Dataset items:

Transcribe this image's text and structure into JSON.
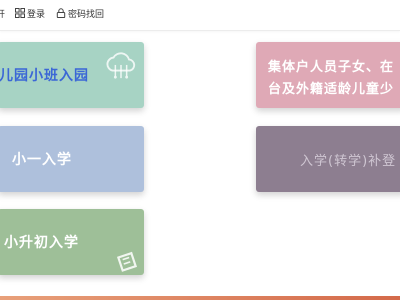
{
  "topbar": {
    "items": [
      {
        "label": "开",
        "icon": "user-icon"
      },
      {
        "label": "登录",
        "icon": "grid-icon"
      },
      {
        "label": "密码找回",
        "icon": "lock-icon"
      }
    ]
  },
  "cards": [
    {
      "id": "kindergarten",
      "label": "幼儿园小班入园",
      "bg": "#a7d3c4",
      "text": "#3b67d6",
      "deco": "cloud-upload-icon"
    },
    {
      "id": "primary",
      "label": "小一入学",
      "bg": "#aec0dc",
      "text": "#ffffff"
    },
    {
      "id": "junior",
      "label": "小升初入学",
      "bg": "#9ebf98",
      "text": "#ffffff",
      "deco": "document-icon"
    },
    {
      "id": "collective",
      "label_line1": "集体户人员子女、在",
      "label_line2": "台及外籍适龄儿童少",
      "bg": "#dfa9b6",
      "text": "#ffffff"
    },
    {
      "id": "transfer",
      "label": "入学(转学)补登",
      "bg": "#8d7e90",
      "text": "#cfc6d2"
    }
  ],
  "colors": {
    "bottom_strip_start": "#e8a07a",
    "bottom_strip_end": "#d46a4a"
  }
}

Stated goal:
Each entry gets copied exactly; the pictures stay out.

Task response:
Transcribe this image's text and structure into JSON.
{
  "topbar": {
    "items": [
      {
        "label": "开",
        "icon": "user-icon"
      },
      {
        "label": "登录",
        "icon": "grid-icon"
      },
      {
        "label": "密码找回",
        "icon": "lock-icon"
      }
    ]
  },
  "cards": [
    {
      "id": "kindergarten",
      "label": "幼儿园小班入园",
      "bg": "#a7d3c4",
      "text": "#3b67d6",
      "deco": "cloud-upload-icon"
    },
    {
      "id": "primary",
      "label": "小一入学",
      "bg": "#aec0dc",
      "text": "#ffffff"
    },
    {
      "id": "junior",
      "label": "小升初入学",
      "bg": "#9ebf98",
      "text": "#ffffff",
      "deco": "document-icon"
    },
    {
      "id": "collective",
      "label_line1": "集体户人员子女、在",
      "label_line2": "台及外籍适龄儿童少",
      "bg": "#dfa9b6",
      "text": "#ffffff"
    },
    {
      "id": "transfer",
      "label": "入学(转学)补登",
      "bg": "#8d7e90",
      "text": "#cfc6d2"
    }
  ],
  "colors": {
    "bottom_strip_start": "#e8a07a",
    "bottom_strip_end": "#d46a4a"
  }
}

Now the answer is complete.